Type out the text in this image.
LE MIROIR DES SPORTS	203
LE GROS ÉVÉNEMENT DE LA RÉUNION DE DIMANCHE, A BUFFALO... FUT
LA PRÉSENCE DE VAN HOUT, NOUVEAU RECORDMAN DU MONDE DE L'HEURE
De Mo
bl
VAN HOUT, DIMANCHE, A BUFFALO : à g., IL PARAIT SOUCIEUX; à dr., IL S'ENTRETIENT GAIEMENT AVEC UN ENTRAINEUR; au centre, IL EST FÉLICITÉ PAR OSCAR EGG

* * *

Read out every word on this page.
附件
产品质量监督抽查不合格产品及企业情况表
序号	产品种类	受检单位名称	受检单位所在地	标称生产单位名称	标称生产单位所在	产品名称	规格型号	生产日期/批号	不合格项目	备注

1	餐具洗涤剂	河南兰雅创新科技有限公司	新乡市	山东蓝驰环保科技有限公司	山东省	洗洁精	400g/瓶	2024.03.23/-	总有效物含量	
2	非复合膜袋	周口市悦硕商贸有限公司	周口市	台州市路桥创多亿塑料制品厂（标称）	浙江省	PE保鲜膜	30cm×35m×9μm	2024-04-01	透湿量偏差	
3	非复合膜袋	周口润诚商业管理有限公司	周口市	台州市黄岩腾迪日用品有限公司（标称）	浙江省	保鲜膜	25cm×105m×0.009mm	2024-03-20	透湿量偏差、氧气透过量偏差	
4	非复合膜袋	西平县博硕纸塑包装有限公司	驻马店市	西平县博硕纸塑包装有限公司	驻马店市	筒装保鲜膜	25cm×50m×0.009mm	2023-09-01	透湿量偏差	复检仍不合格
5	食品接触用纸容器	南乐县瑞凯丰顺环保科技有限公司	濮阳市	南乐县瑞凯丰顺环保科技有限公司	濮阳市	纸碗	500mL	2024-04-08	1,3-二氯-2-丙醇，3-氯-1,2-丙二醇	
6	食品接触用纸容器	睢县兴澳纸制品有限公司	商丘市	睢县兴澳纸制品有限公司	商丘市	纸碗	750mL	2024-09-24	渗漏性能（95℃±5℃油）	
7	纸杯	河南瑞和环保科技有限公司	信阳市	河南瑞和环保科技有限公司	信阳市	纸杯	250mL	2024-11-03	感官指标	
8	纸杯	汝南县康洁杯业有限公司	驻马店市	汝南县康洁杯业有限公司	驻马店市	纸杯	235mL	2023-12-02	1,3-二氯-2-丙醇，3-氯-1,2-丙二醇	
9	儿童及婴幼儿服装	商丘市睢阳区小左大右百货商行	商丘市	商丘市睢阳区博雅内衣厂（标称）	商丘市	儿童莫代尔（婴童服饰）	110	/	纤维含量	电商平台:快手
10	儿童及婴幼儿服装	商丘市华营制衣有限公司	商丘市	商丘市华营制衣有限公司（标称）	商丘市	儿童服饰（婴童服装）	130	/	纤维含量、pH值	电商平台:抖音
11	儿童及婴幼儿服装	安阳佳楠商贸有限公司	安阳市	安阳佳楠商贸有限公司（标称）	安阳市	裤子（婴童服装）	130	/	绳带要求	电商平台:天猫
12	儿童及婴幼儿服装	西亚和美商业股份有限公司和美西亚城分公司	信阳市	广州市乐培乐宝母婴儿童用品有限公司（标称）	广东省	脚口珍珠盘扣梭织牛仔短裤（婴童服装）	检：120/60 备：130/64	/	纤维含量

==

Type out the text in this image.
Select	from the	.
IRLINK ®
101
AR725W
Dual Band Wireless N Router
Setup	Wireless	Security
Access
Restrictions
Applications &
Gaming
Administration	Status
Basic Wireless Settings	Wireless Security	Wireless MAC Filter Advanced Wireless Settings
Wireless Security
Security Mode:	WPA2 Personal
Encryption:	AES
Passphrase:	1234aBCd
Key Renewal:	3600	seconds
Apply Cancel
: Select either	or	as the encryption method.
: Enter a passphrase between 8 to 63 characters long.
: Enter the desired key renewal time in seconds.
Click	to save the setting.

▶ _Work to be completed_
Extract every line that has the string "纤维含量" in it.

▶ _Full answer_
9	儿童及婴幼儿服装	商丘市睢阳区小左大右百货商行	商丘市	商丘市睢阳区博雅内衣厂（标称）	商丘市	儿童莫代尔（婴童服饰）	110	/	纤维含量	电商平台:快手
10	儿童及婴幼儿服装	商丘市华营制衣有限公司	商丘市	商丘市华营制衣有限公司（标称）	商丘市	儿童服饰（婴童服装）	130	/	纤维含量、pH值	电商平台:抖音
12	儿童及婴幼儿服装	西亚和美商业股份有限公司和美西亚城分公司	信阳市	广州市乐培乐宝母婴儿童用品有限公司（标称）	广东省	脚口珍珠盘扣梭织牛仔短裤（婴童服装）	检：120/60 备：130/64	/	纤维含量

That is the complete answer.